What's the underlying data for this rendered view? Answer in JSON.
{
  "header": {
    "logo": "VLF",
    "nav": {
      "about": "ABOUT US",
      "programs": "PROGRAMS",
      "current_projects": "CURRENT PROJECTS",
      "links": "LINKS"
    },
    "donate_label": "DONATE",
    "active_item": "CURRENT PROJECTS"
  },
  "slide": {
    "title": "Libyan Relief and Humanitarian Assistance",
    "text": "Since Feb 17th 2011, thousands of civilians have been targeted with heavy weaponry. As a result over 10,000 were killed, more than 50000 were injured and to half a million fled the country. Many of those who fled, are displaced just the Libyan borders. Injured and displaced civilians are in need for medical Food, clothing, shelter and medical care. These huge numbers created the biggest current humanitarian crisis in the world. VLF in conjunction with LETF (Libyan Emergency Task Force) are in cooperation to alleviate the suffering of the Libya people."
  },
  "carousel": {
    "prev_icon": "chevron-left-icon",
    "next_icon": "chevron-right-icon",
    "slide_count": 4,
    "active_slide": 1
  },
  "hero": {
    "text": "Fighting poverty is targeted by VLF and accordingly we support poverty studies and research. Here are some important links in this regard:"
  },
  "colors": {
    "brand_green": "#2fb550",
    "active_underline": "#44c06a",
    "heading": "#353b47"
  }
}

# [Task description]
Print the listing above in its entirety, with every line exact.

# [Exercise solution]
What's the underlying data for this rendered view? Answer in JSON.
{
  "header": {
    "logo": "VLF",
    "nav": {
      "about": "ABOUT US",
      "programs": "PROGRAMS",
      "current_projects": "CURRENT PROJECTS",
      "links": "LINKS"
    },
    "donate_label": "DONATE",
    "active_item": "CURRENT PROJECTS"
  },
  "slide": {
    "title": "Libyan Relief and Humanitarian Assistance",
    "text": "Since Feb 17th 2011, thousands of civilians have been targeted with heavy weaponry. As a result over 10,000 were killed, more than 50000 were injured and to half a million fled the country. Many of those who fled, are displaced just the Libyan borders. Injured and displaced civilians are in need for medical Food, clothing, shelter and medical care. These huge numbers created the biggest current humanitarian crisis in the world. VLF in conjunction with LETF (Libyan Emergency Task Force) are in cooperation to alleviate the suffering of the Libya people."
  },
  "carousel": {
    "prev_icon": "chevron-left-icon",
    "next_icon": "chevron-right-icon",
    "slide_count": 4,
    "active_slide": 1
  },
  "hero": {
    "text": "Fighting poverty is targeted by VLF and accordingly we support poverty studies and research. Here are some important links in this regard:"
  },
  "colors": {
    "brand_green": "#2fb550",
    "active_underline": "#44c06a",
    "heading": "#353b47"
  }
}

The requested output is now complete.